**Given task:** Scan the data beneath this task and copy each line that includes "text".
>> start
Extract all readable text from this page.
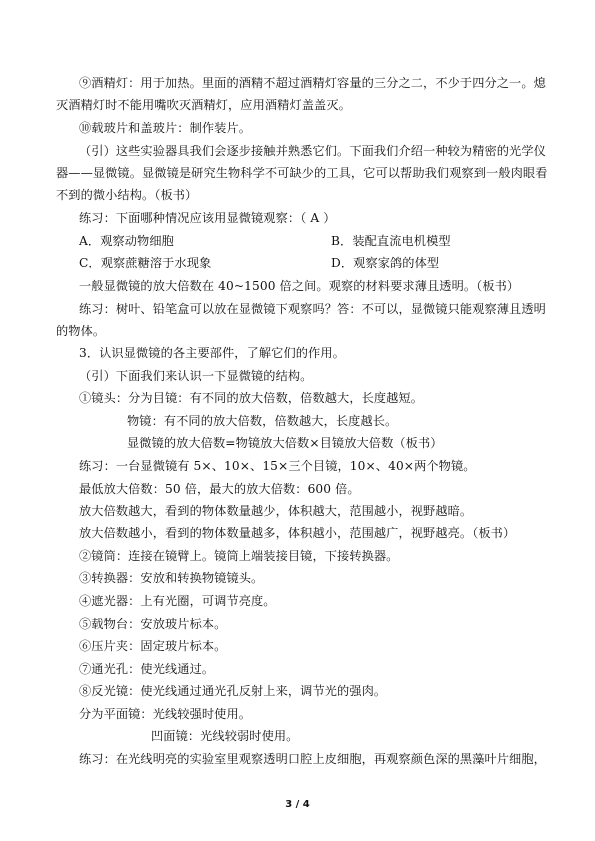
⑨酒精灯：用于加热。里面的酒精不超过酒精灯容量的三分之二，不少于四分之一。熄
灭酒精灯时不能用嘴吹灭酒精灯，应用酒精灯盖盖灭。
⑩载玻片和盖玻片：制作装片。
（引）这些实验器具我们会逐步接触并熟悉它们。下面我们介绍一种较为精密的光学仪
器——显微镜。显微镜是研究生物科学不可缺少的工具，它可以帮助我们观察到一般肉眼看
不到的微小结构。（板书）
练习：下面哪种情况应该用显微镜观察：（ A ）
A．观察动物细胞	B．装配直流电机模型
C．观察蔗糖溶于水现象	D．观察家鸽的体型
一般显微镜的放大倍数在 40~1500 倍之间。观察的材料要求薄且透明。（板书）
练习：树叶、铅笔盒可以放在显微镜下观察吗？答：不可以，显微镜只能观察薄且透明
的物体。
3．认识显微镜的各主要部件，了解它们的作用。
（引）下面我们来认识一下显微镜的结构。
①镜头：分为目镜：有不同的放大倍数，倍数越大，长度越短。
物镜：有不同的放大倍数，倍数越大，长度越长。
显微镜的放大倍数=物镜放大倍数×目镜放大倍数（板书）
练习：一台显微镜有 5×、10×、15×三个目镜，10×、40×两个物镜。
最低放大倍数：50 倍，最大的放大倍数：600 倍。
放大倍数越大，看到的物体数量越少，体积越大，范围越小，视野越暗。
放大倍数越小，看到的物体数量越多，体积越小，范围越广，视野越亮。（板书）
②镜筒：连接在镜臂上。镜筒上端装接目镜，下接转换器。
③转换器：安放和转换物镜镜头。
④遮光器：上有光圈，可调节亮度。
⑤载物台：安放玻片标本。
⑥压片夹：固定玻片标本。
⑦通光孔：使光线通过。
⑧反光镜：使光线通过通光孔反射上来，调节光的强肉。
分为平面镜：光线较强时使用。
凹面镜：光线较弱时使用。
练习：在光线明亮的实验室里观察透明口腔上皮细胞，再观察颜色深的黑藻叶片细胞，
3 / 4
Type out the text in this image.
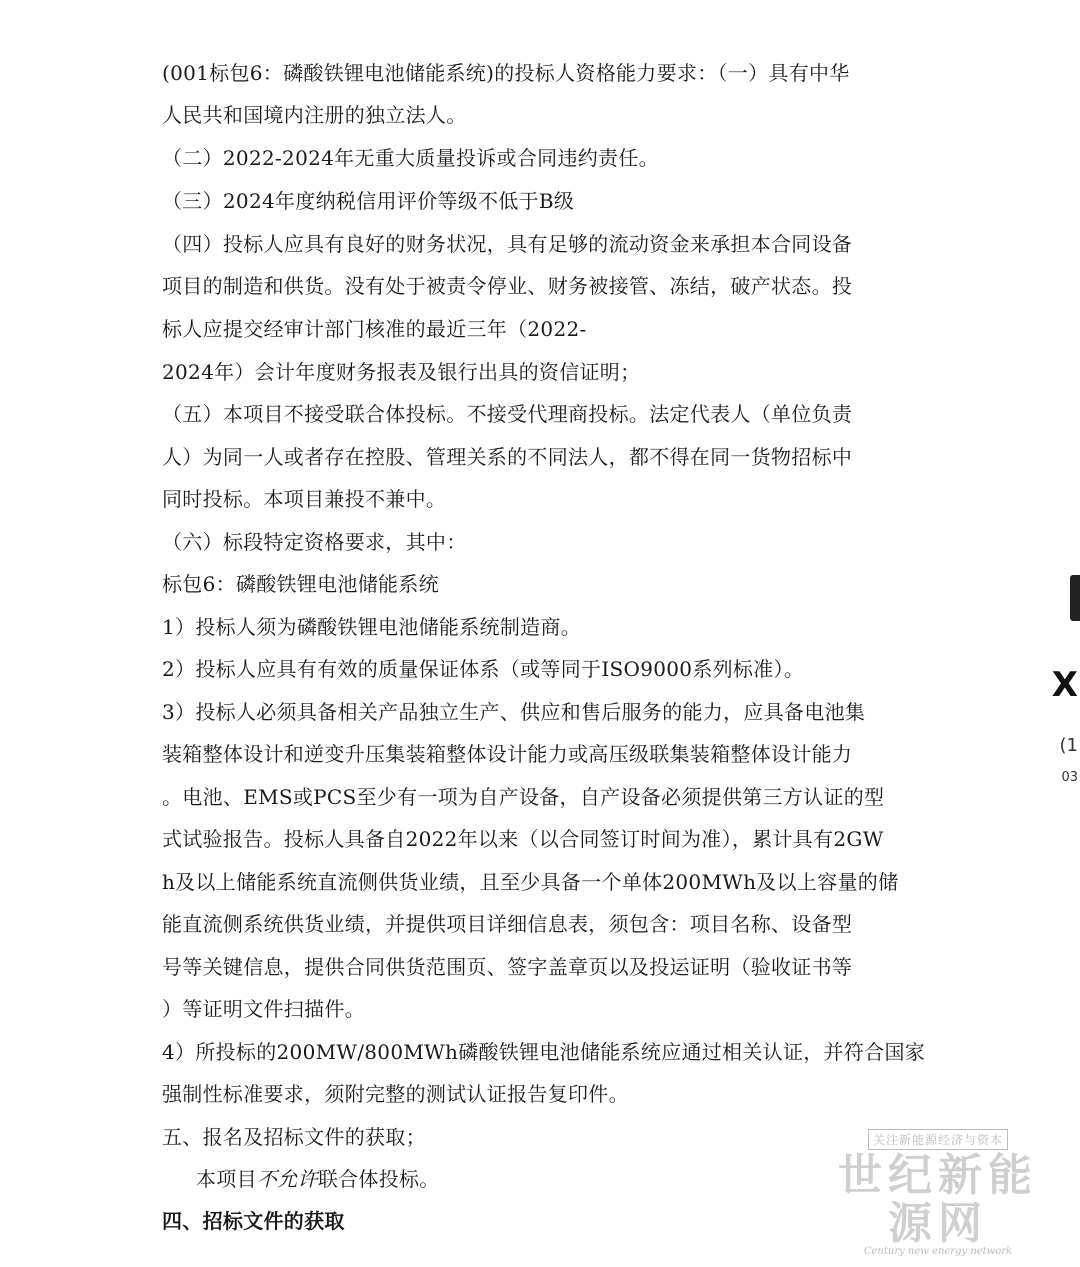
(001标包6：磷酸铁锂电池储能系统)的投标人资格能力要求：（一）具有中华
人民共和国境内注册的独立法人。
（二）2022-2024年无重大质量投诉或合同违约责任。
（三）2024年度纳税信用评价等级不低于B级
（四）投标人应具有良好的财务状况，具有足够的流动资金来承担本合同设备
项目的制造和供货。没有处于被责令停业、财务被接管、冻结，破产状态。投
标人应提交经审计部门核准的最近三年（2022-
2024年）会计年度财务报表及银行出具的资信证明；
（五）本项目不接受联合体投标。不接受代理商投标。法定代表人（单位负责
人）为同一人或者存在控股、管理关系的不同法人，都不得在同一货物招标中
同时投标。本项目兼投不兼中。
（六）标段特定资格要求，其中：
标包6：磷酸铁锂电池储能系统
1）投标人须为磷酸铁锂电池储能系统制造商。
2）投标人应具有有效的质量保证体系（或等同于ISO9000系列标准）。
3）投标人必须具备相关产品独立生产、供应和售后服务的能力，应具备电池集
装箱整体设计和逆变升压集装箱整体设计能力或高压级联集装箱整体设计能力
。电池、EMS或PCS至少有一项为自产设备，自产设备必须提供第三方认证的型
式试验报告。投标人具备自2022年以来（以合同签订时间为准），累计具有2GW
h及以上储能系统直流侧供货业绩，且至少具备一个单体200MWh及以上容量的储
能直流侧系统供货业绩，并提供项目详细信息表，须包含：项目名称、设备型
号等关键信息，提供合同供货范围页、签字盖章页以及投运证明（验收证书等
）等证明文件扫描件。
4）所投标的200MW/800MWh磷酸铁锂电池储能系统应通过相关认证，并符合国家
强制性标准要求，须附完整的测试认证报告复印件。
五、报名及招标文件的获取；
本项目不允许联合体投标。
四、招标文件的获取
Ⅹ
(1
03
关注新能源经济与资本
世纪新能源网
Century new energy network
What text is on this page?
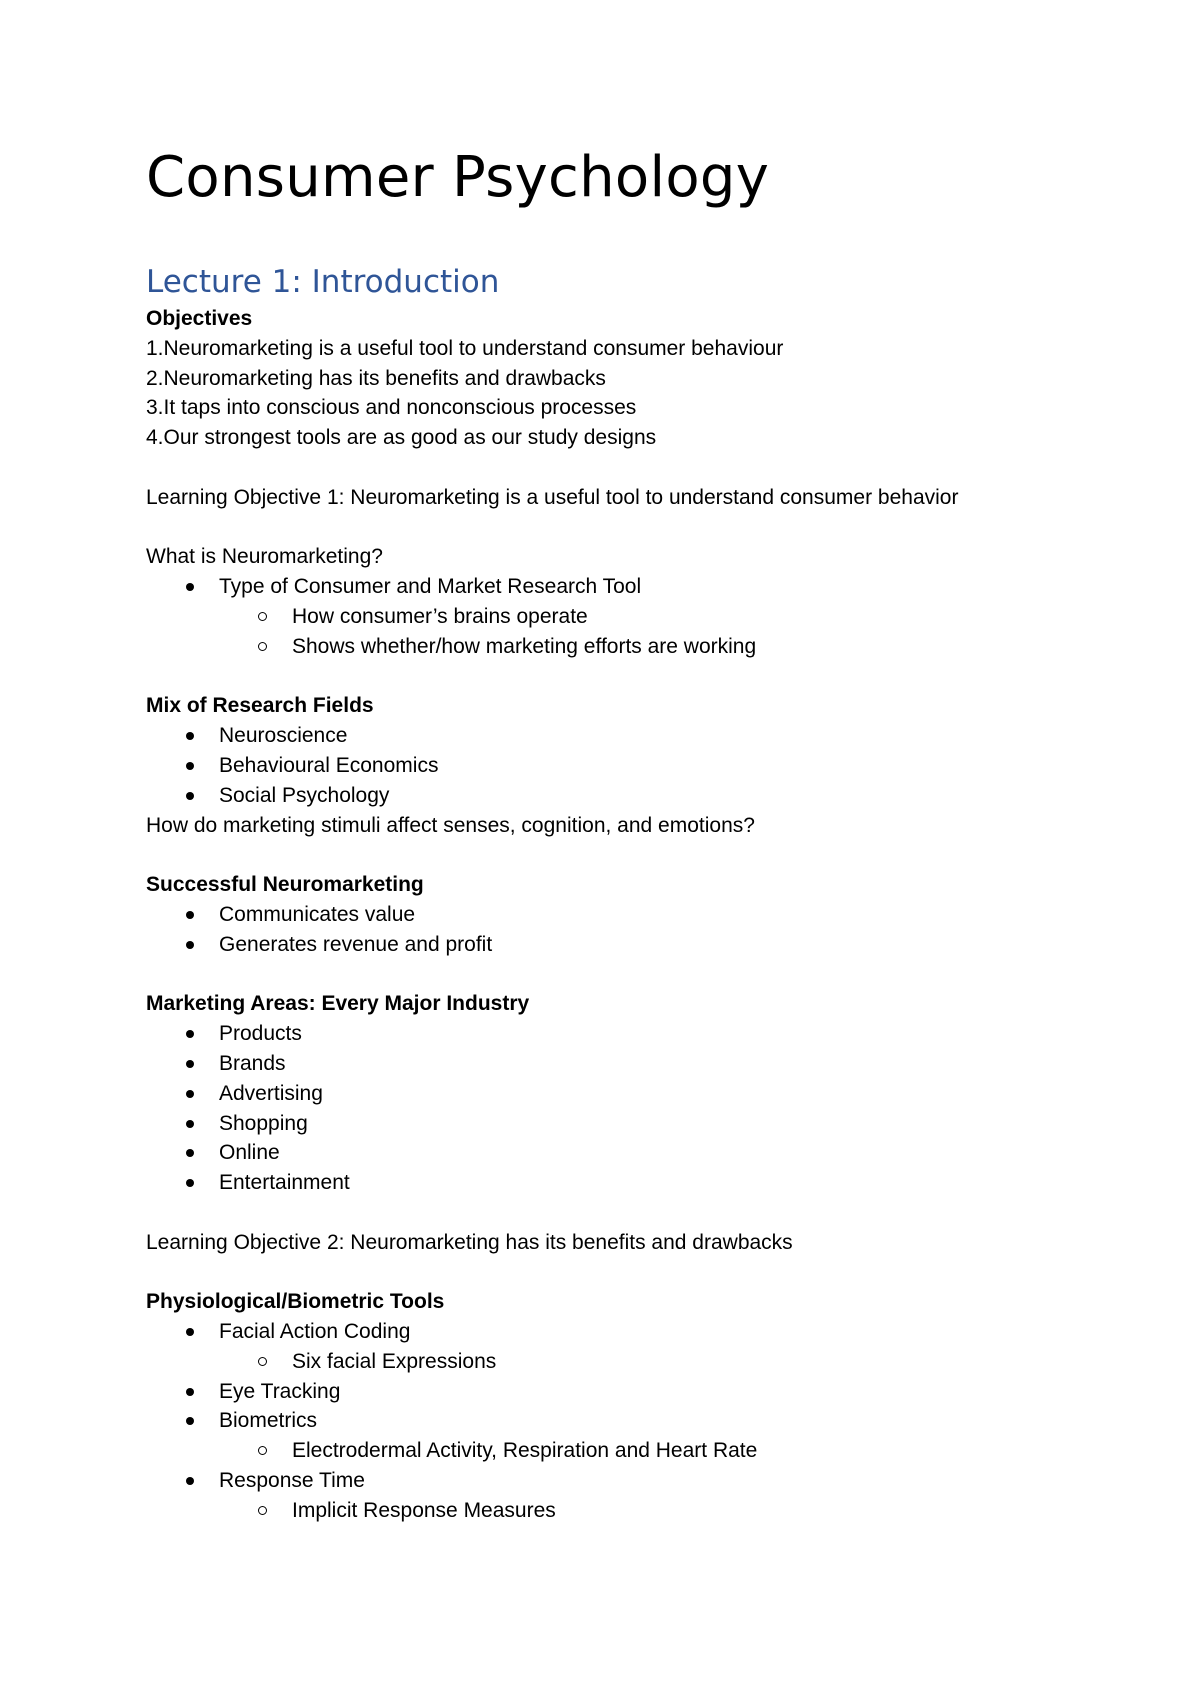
Consumer Psychology
Lecture 1: Introduction
Objectives
1.Neuromarketing is a useful tool to understand consumer behaviour
2.Neuromarketing has its benefits and drawbacks
3.It taps into conscious and nonconscious processes
4.Our strongest tools are as good as our study designs
Learning Objective 1: Neuromarketing is a useful tool to understand consumer behavior
What is Neuromarketing?
Type of Consumer and Market Research Tool
How consumer’s brains operate
Shows whether/how marketing efforts are working
Mix of Research Fields
Neuroscience
Behavioural Economics
Social Psychology
How do marketing stimuli affect senses, cognition, and emotions?
Successful Neuromarketing
Communicates value
Generates revenue and profit
Marketing Areas: Every Major Industry
Products
Brands
Advertising
Shopping
Online
Entertainment
Learning Objective 2: Neuromarketing has its benefits and drawbacks
Physiological/Biometric Tools
Facial Action Coding
Six facial Expressions
Eye Tracking
Biometrics
Electrodermal Activity, Respiration and Heart Rate
Response Time
Implicit Response Measures
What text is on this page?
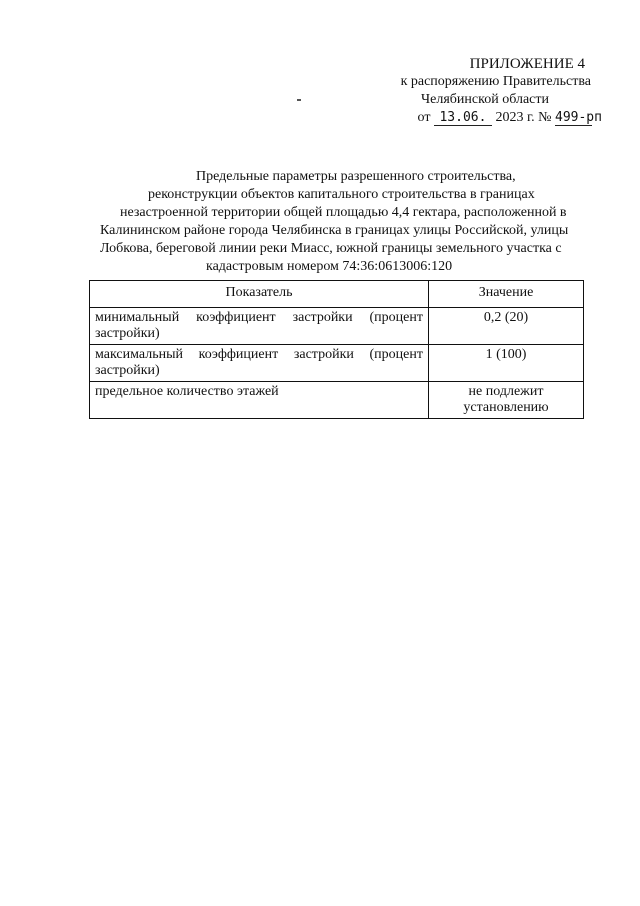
ПРИЛОЖЕНИЕ 4
к распоряжению Правительства
Челябинской области
от 13.06. 2023 г. № 499-рп
Предельные параметры разрешенного строительства,
реконструкции объектов капитального строительства в границах
незастроенной территории общей площадью 4,4 гектара, расположенной в
Калининском районе города Челябинска в границах улицы Российской, улицы
Лобкова, береговой линии реки Миасс, южной границы земельного участка с
кадастровым номером 74:36:0613006:120
Показатель	Значение
минимальный коэффициент застройки (процент застройки)	0,2 (20)
максимальный коэффициент застройки (процент застройки)	1 (100)
предельное количество этажей	не подлежит установлению
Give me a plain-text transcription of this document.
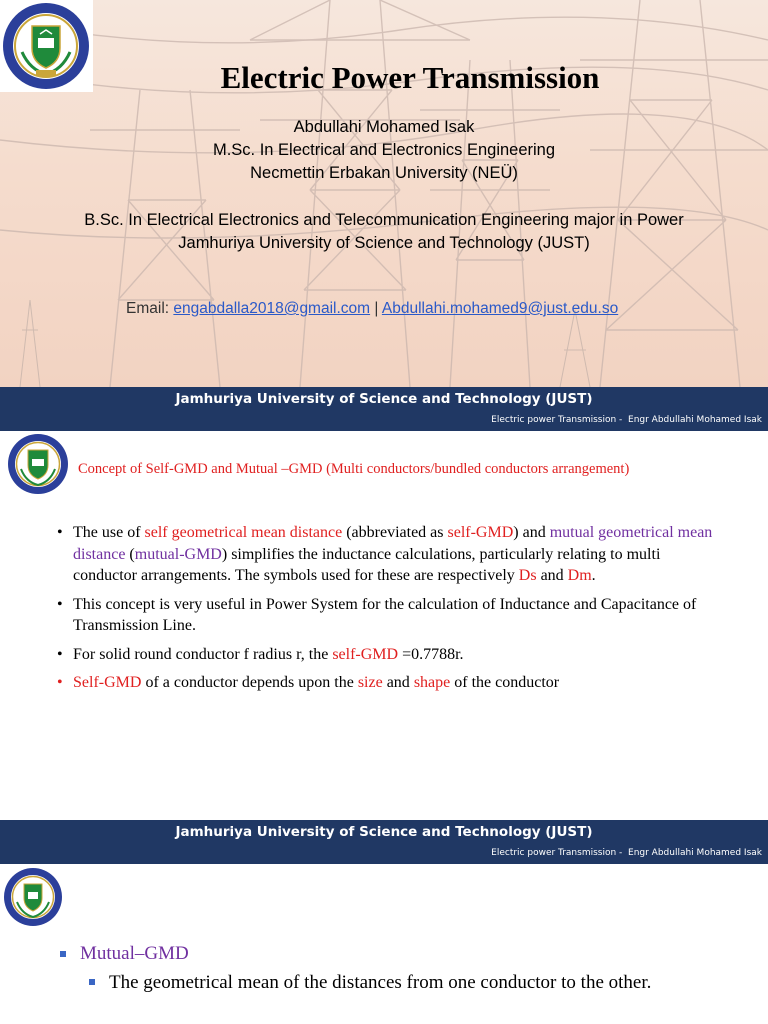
Electric Power Transmission
Abdullahi Mohamed Isak
M.Sc. In Electrical and Electronics Engineering
Necmettin Erbakan University (NEÜ)
B.Sc. In Electrical Electronics and Telecommunication Engineering major in Power
Jamhuriya University of Science and Technology (JUST)
Email: engabdalla2018@gmail.com | Abdullahi.mohamed9@just.edu.so
Jamhuriya University of Science and Technology (JUST)
Electric power Transmission -  Engr Abdullahi Mohamed Isak
Concept of Self-GMD and Mutual –GMD (Multi conductors/bundled conductors arrangement)
• The use of self geometrical mean distance (abbreviated as self-GMD) and mutual geometrical mean distance (mutual-GMD) simplifies the inductance calculations, particularly relating to multi conductor arrangements. The symbols used for these are respectively Ds and Dm.
• This concept is very useful in Power System for the calculation of Inductance and Capacitance of Transmission Line.
• For solid round conductor f radius r, the self-GMD =0.7788r.
• Self-GMD of a conductor depends upon the size and shape of the conductor
Jamhuriya University of Science and Technology (JUST)
Electric power Transmission -  Engr Abdullahi Mohamed Isak
Mutual–GMD
The geometrical mean of the distances from one conductor to the other.
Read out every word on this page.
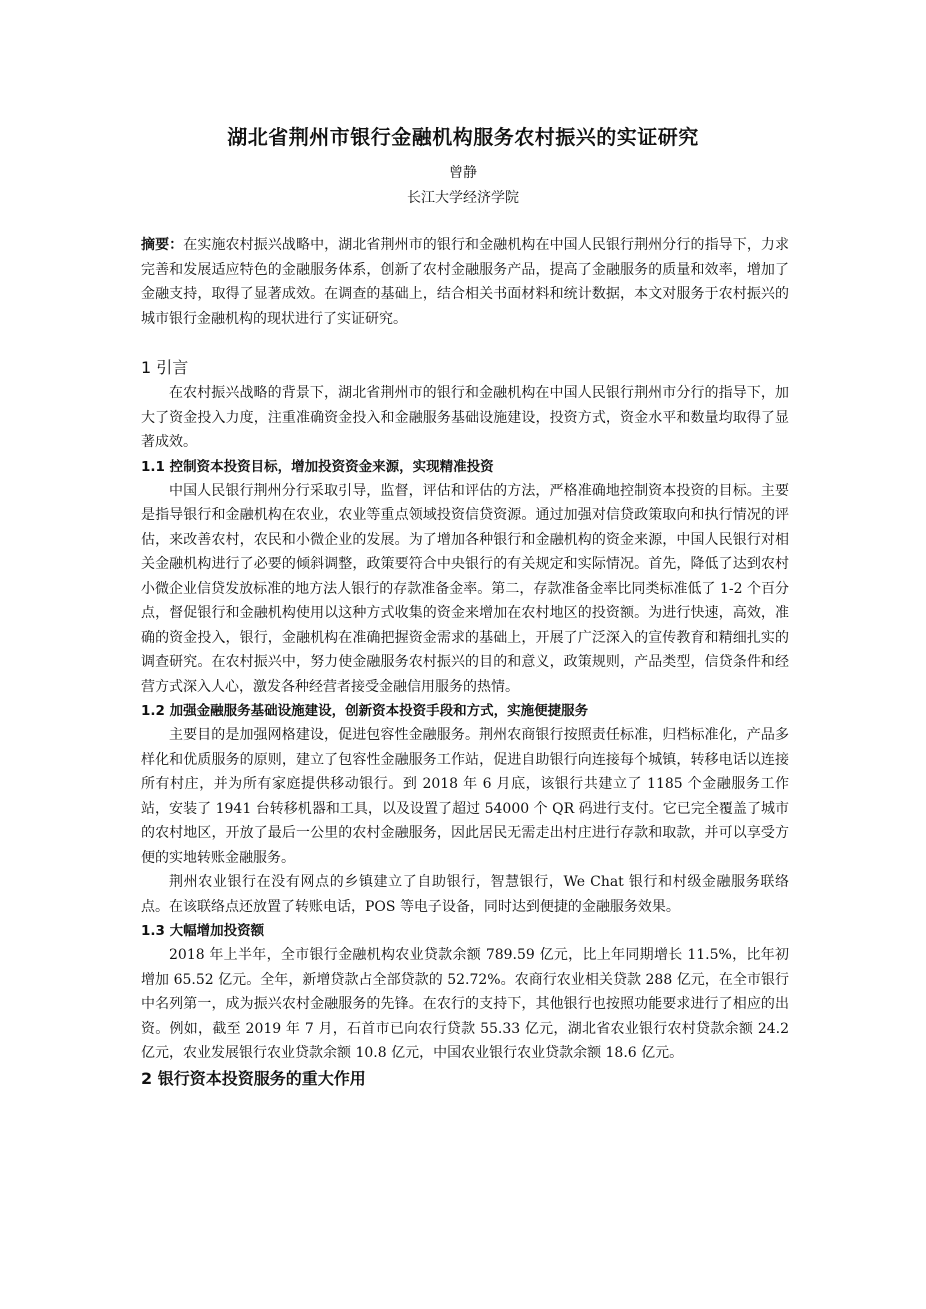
湖北省荆州市银行金融机构服务农村振兴的实证研究
曾静
长江大学经济学院

摘要：在实施农村振兴战略中，湖北省荆州市的银行和金融机构在中国人民银行荆州分行的指导下，力求完善和发展适应特色的金融服务体系，创新了农村金融服务产品，提高了金融服务的质量和效率，增加了金融支持，取得了显著成效。在调查的基础上，结合相关书面材料和统计数据，本文对服务于农村振兴的城市银行金融机构的现状进行了实证研究。

1 引言

在农村振兴战略的背景下，湖北省荆州市的银行和金融机构在中国人民银行荆州市分行的指导下，加大了资金投入力度，注重准确资金投入和金融服务基础设施建设，投资方式，资金水平和数量均取得了显著成效。

1.1 控制资本投资目标，增加投资资金来源，实现精准投资

中国人民银行荆州分行采取引导，监督，评估和评估的方法，严格准确地控制资本投资的目标。主要是指导银行和金融机构在农业，农业等重点领域投资信贷资源。通过加强对信贷政策取向和执行情况的评估，来改善农村，农民和小微企业的发展。为了增加各种银行和金融机构的资金来源，中国人民银行对相关金融机构进行了必要的倾斜调整，政策要符合中央银行的有关规定和实际情况。首先，降低了达到农村小微企业信贷发放标准的地方法人银行的存款准备金率。第二，存款准备金率比同类标准低了 1-2 个百分点，督促银行和金融机构使用以这种方式收集的资金来增加在农村地区的投资额。为进行快速，高效，准确的资金投入，银行，金融机构在准确把握资金需求的基础上，开展了广泛深入的宣传教育和精细扎实的调查研究。在农村振兴中，努力使金融服务农村振兴的目的和意义，政策规则，产品类型，信贷条件和经营方式深入人心，激发各种经营者接受金融信用服务的热情。

1.2 加强金融服务基础设施建设，创新资本投资手段和方式，实施便捷服务

主要目的是加强网格建设，促进包容性金融服务。荆州农商银行按照责任标准，归档标准化，产品多样化和优质服务的原则，建立了包容性金融服务工作站，促进自助银行向连接每个城镇，转移电话以连接所有村庄，并为所有家庭提供移动银行。到 2018 年 6 月底，该银行共建立了 1185 个金融服务工作站，安装了 1941 台转移机器和工具，以及设置了超过 54000 个 QR 码进行支付。它已完全覆盖了城市的农村地区，开放了最后一公里的农村金融服务，因此居民无需走出村庄进行存款和取款，并可以享受方便的实地转账金融服务。

荆州农业银行在没有网点的乡镇建立了自助银行，智慧银行，We Chat 银行和村级金融服务联络点。在该联络点还放置了转账电话，POS 等电子设备，同时达到便捷的金融服务效果。

1.3 大幅增加投资额

2018 年上半年，全市银行金融机构农业贷款余额 789.59 亿元，比上年同期增长 11.5%，比年初增加 65.52 亿元。全年，新增贷款占全部贷款的 52.72%。农商行农业相关贷款 288 亿元，在全市银行中名列第一，成为振兴农村金融服务的先锋。在农行的支持下，其他银行也按照功能要求进行了相应的出资。例如，截至 2019 年 7 月，石首市已向农行贷款 55.33 亿元，湖北省农业银行农村贷款余额 24.2 亿元，农业发展银行农业贷款余额 10.8 亿元，中国农业银行农业贷款余额 18.6 亿元。

2 银行资本投资服务的重大作用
>> end
**Written response:**
Extract all readable text from this page.
Type out the text in this image.
What text is on this page?
What text is on this page?
Give me a plain-text transcription of this document.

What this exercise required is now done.